All of the data must be printed exactly; please include every line.

--- Records ---

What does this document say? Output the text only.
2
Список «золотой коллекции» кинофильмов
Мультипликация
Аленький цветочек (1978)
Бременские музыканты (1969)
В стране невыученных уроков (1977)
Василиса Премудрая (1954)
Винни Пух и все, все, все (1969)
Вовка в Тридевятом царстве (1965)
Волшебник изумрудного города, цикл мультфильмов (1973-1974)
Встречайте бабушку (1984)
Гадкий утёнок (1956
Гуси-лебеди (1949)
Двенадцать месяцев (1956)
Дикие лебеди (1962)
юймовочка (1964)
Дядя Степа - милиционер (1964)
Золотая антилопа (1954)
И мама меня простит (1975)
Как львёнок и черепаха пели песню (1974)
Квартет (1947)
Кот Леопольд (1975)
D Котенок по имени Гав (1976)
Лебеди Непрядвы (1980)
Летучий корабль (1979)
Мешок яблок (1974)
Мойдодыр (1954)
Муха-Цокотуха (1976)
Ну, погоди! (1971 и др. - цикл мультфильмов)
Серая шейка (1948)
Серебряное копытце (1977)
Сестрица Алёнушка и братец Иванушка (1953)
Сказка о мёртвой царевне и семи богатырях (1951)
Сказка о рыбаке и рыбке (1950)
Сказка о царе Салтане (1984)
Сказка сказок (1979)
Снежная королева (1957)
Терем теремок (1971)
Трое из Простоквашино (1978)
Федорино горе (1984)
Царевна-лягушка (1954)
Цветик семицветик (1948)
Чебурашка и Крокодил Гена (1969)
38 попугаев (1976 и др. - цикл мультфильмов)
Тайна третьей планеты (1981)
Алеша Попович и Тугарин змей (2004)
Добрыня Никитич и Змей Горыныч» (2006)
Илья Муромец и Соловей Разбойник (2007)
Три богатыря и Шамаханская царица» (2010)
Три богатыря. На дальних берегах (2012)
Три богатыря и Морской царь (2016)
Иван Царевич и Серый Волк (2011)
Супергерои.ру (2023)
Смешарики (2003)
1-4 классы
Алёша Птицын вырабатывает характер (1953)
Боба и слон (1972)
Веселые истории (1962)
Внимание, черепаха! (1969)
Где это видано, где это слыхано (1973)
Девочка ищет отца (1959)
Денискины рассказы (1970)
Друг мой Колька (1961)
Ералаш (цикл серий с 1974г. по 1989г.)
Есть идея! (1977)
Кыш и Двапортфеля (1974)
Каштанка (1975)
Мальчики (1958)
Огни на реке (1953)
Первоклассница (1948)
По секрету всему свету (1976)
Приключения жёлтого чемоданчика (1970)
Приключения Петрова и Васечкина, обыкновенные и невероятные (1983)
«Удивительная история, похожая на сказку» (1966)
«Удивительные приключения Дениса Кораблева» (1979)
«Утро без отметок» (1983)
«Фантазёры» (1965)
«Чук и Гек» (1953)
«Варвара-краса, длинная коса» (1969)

---

* Task result *
What does this document say? Output the text only.
2
Список «золотой коллекции» кинофильмов
Мультипликация
Аленький цветочек (1978)
Бременские музыканты (1969)
В стране невыученных уроков (1977)
Василиса Премудрая (1954)
Винни Пух и все, все, все (1969)
Вовка в Тридевятом царстве (1965)
Волшебник изумрудного города, цикл мультфильмов (1973-1974)
Встречайте бабушку (1984)
Гадкий утёнок (1956
Гуси-лебеди (1949)
Двенадцать месяцев (1956)
Дикие лебеди (1962)
юймовочка (1964)
Дядя Степа - милиционер (1964)
Золотая антилопа (1954)
И мама меня простит (1975)
Как львёнок и черепаха пели песню (1974)
Квартет (1947)
Кот Леопольд (1975)
D Котенок по имени Гав (1976)
Лебеди Непрядвы (1980)
Летучий корабль (1979)
Мешок яблок (1974)
Мойдодыр (1954)
Муха-Цокотуха (1976)
Ну, погоди! (1971 и др. - цикл мультфильмов)
Серая шейка (1948)
Серебряное копытце (1977)
Сестрица Алёнушка и братец Иванушка (1953)
Сказка о мёртвой царевне и семи богатырях (1951)
Сказка о рыбаке и рыбке (1950)
Сказка о царе Салтане (1984)
Сказка сказок (1979)
Снежная королева (1957)
Терем теремок (1971)
Трое из Простоквашино (1978)
Федорино горе (1984)
Царевна-лягушка (1954)
Цветик семицветик (1948)
Чебурашка и Крокодил Гена (1969)
38 попугаев (1976 и др. - цикл мультфильмов)
Тайна третьей планеты (1981)
Алеша Попович и Тугарин змей (2004)
Добрыня Никитич и Змей Горыныч» (2006)
Илья Муромец и Соловей Разбойник (2007)
Три богатыря и Шамаханская царица» (2010)
Три богатыря. На дальних берегах (2012)
Три богатыря и Морской царь (2016)
Иван Царевич и Серый Волк (2011)
Супергерои.ру (2023)
Смешарики (2003)
1-4 классы
Алёша Птицын вырабатывает характер (1953)
Боба и слон (1972)
Веселые истории (1962)
Внимание, черепаха! (1969)
Где это видано, где это слыхано (1973)
Девочка ищет отца (1959)
Денискины рассказы (1970)
Друг мой Колька (1961)
Ералаш (цикл серий с 1974г. по 1989г.)
Есть идея! (1977)
Кыш и Двапортфеля (1974)
Каштанка (1975)
Мальчики (1958)
Огни на реке (1953)
Первоклассница (1948)
По секрету всему свету (1976)
Приключения жёлтого чемоданчика (1970)
Приключения Петрова и Васечкина, обыкновенные и невероятные (1983)
«Удивительная история, похожая на сказку» (1966)
«Удивительные приключения Дениса Кораблева» (1979)
«Утро без отметок» (1983)
«Фантазёры» (1965)
«Чук и Гек» (1953)
«Варвара-краса, длинная коса» (1969)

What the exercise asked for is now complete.